Extract all of the entries and give them again, word for word.

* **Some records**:
* Start *
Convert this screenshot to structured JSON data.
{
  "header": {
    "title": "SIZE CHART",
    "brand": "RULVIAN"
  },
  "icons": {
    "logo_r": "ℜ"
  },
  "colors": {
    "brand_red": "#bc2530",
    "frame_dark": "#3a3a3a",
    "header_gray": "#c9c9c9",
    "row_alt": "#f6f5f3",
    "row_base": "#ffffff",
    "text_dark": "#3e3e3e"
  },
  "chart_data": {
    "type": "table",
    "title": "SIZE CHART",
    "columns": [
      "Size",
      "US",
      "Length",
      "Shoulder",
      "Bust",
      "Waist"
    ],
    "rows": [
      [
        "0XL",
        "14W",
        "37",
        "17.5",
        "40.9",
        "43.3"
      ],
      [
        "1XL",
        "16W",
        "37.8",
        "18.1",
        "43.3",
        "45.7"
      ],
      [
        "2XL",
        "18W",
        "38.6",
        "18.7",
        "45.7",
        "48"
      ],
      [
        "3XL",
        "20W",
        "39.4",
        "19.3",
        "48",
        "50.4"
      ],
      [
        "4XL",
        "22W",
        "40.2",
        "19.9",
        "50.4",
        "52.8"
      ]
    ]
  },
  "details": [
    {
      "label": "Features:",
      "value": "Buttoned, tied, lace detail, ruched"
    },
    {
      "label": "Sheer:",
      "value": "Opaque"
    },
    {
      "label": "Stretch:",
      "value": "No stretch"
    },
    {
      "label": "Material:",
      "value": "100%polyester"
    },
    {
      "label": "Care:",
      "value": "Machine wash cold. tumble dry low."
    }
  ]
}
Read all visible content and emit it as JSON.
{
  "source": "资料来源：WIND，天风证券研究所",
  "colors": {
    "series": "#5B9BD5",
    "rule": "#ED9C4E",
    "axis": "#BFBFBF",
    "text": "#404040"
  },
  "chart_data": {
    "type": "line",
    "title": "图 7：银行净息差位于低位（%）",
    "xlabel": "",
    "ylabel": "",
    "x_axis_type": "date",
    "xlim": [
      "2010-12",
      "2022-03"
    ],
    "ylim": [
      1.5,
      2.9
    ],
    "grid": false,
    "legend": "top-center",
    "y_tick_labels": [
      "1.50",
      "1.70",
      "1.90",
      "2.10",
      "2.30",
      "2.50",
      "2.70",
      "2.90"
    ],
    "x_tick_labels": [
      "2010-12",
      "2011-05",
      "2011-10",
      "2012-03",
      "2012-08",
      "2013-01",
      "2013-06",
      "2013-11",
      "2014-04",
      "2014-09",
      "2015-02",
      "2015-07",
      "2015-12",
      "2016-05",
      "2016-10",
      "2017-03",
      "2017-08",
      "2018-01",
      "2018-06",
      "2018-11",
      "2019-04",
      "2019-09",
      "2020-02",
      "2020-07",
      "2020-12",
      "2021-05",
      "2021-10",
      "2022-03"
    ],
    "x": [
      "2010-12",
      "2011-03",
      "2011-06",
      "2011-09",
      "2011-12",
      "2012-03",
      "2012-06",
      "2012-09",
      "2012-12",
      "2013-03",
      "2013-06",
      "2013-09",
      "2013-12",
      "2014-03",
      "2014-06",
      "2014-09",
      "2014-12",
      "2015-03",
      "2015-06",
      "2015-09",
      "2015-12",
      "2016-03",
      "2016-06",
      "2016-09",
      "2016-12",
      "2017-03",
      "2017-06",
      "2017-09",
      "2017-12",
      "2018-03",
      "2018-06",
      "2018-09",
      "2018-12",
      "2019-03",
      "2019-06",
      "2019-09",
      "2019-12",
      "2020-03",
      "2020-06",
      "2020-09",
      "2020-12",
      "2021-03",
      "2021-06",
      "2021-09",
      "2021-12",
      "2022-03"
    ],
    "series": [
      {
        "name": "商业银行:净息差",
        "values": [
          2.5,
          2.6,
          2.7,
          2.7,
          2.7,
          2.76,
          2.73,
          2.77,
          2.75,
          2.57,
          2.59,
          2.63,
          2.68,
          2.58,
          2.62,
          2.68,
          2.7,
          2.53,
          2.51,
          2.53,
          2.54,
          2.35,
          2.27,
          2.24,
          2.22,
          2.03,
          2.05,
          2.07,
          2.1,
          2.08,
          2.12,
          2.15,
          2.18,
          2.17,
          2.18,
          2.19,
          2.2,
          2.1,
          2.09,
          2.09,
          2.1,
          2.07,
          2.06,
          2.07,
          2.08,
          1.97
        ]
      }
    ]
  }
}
* End *
* **Solution to this problem**:
Convert this screenshot to structured JSON data.
{
  "header": {
    "title": "SIZE CHART",
    "brand": "RULVIAN"
  },
  "icons": {
    "logo_r": "ℜ"
  },
  "colors": {
    "brand_red": "#bc2530",
    "frame_dark": "#3a3a3a",
    "header_gray": "#c9c9c9",
    "row_alt": "#f6f5f3",
    "row_base": "#ffffff",
    "text_dark": "#3e3e3e"
  },
  "chart_data": {
    "type": "table",
    "title": "SIZE CHART",
    "columns": [
      "Size",
      "US",
      "Length",
      "Shoulder",
      "Bust",
      "Waist"
    ],
    "rows": [
      [
        "0XL",
        "14W",
        "37",
        "17.5",
        "40.9",
        "43.3"
      ],
      [
        "1XL",
        "16W",
        "37.8",
        "18.1",
        "43.3",
        "45.7"
      ],
      [
        "2XL",
        "18W",
        "38.6",
        "18.7",
        "45.7",
        "48"
      ],
      [
        "3XL",
        "20W",
        "39.4",
        "19.3",
        "48",
        "50.4"
      ],
      [
        "4XL",
        "22W",
        "40.2",
        "19.9",
        "50.4",
        "52.8"
      ]
    ]
  },
  "details": [
    {
      "label": "Features:",
      "value": "Buttoned, tied, lace detail, ruched"
    },
    {
      "label": "Sheer:",
      "value": "Opaque"
    },
    {
      "label": "Stretch:",
      "value": "No stretch"
    },
    {
      "label": "Material:",
      "value": "100%polyester"
    },
    {
      "label": "Care:",
      "value": "Machine wash cold. tumble dry low."
    }
  ]
}
Read all visible content and emit it as JSON.
{
  "source": "资料来源：WIND，天风证券研究所",
  "colors": {
    "series": "#5B9BD5",
    "rule": "#ED9C4E",
    "axis": "#BFBFBF",
    "text": "#404040"
  },
  "chart_data": {
    "type": "line",
    "title": "图 7：银行净息差位于低位（%）",
    "xlabel": "",
    "ylabel": "",
    "x_axis_type": "date",
    "xlim": [
      "2010-12",
      "2022-03"
    ],
    "ylim": [
      1.5,
      2.9
    ],
    "grid": false,
    "legend": "top-center",
    "y_tick_labels": [
      "1.50",
      "1.70",
      "1.90",
      "2.10",
      "2.30",
      "2.50",
      "2.70",
      "2.90"
    ],
    "x_tick_labels": [
      "2010-12",
      "2011-05",
      "2011-10",
      "2012-03",
      "2012-08",
      "2013-01",
      "2013-06",
      "2013-11",
      "2014-04",
      "2014-09",
      "2015-02",
      "2015-07",
      "2015-12",
      "2016-05",
      "2016-10",
      "2017-03",
      "2017-08",
      "2018-01",
      "2018-06",
      "2018-11",
      "2019-04",
      "2019-09",
      "2020-02",
      "2020-07",
      "2020-12",
      "2021-05",
      "2021-10",
      "2022-03"
    ],
    "x": [
      "2010-12",
      "2011-03",
      "2011-06",
      "2011-09",
      "2011-12",
      "2012-03",
      "2012-06",
      "2012-09",
      "2012-12",
      "2013-03",
      "2013-06",
      "2013-09",
      "2013-12",
      "2014-03",
      "2014-06",
      "2014-09",
      "2014-12",
      "2015-03",
      "2015-06",
      "2015-09",
      "2015-12",
      "2016-03",
      "2016-06",
      "2016-09",
      "2016-12",
      "2017-03",
      "2017-06",
      "2017-09",
      "2017-12",
      "2018-03",
      "2018-06",
      "2018-09",
      "2018-12",
      "2019-03",
      "2019-06",
      "2019-09",
      "2019-12",
      "2020-03",
      "2020-06",
      "2020-09",
      "2020-12",
      "2021-03",
      "2021-06",
      "2021-09",
      "2021-12",
      "2022-03"
    ],
    "series": [
      {
        "name": "商业银行:净息差",
        "values": [
          2.5,
          2.6,
          2.7,
          2.7,
          2.7,
          2.76,
          2.73,
          2.77,
          2.75,
          2.57,
          2.59,
          2.63,
          2.68,
          2.58,
          2.62,
          2.68,
          2.7,
          2.53,
          2.51,
          2.53,
          2.54,
          2.35,
          2.27,
          2.24,
          2.22,
          2.03,
          2.05,
          2.07,
          2.1,
          2.08,
          2.12,
          2.15,
          2.18,
          2.17,
          2.18,
          2.19,
          2.2,
          2.1,
          2.09,
          2.09,
          2.1,
          2.07,
          2.06,
          2.07,
          2.08,
          1.97
        ]
      }
    ]
  }
}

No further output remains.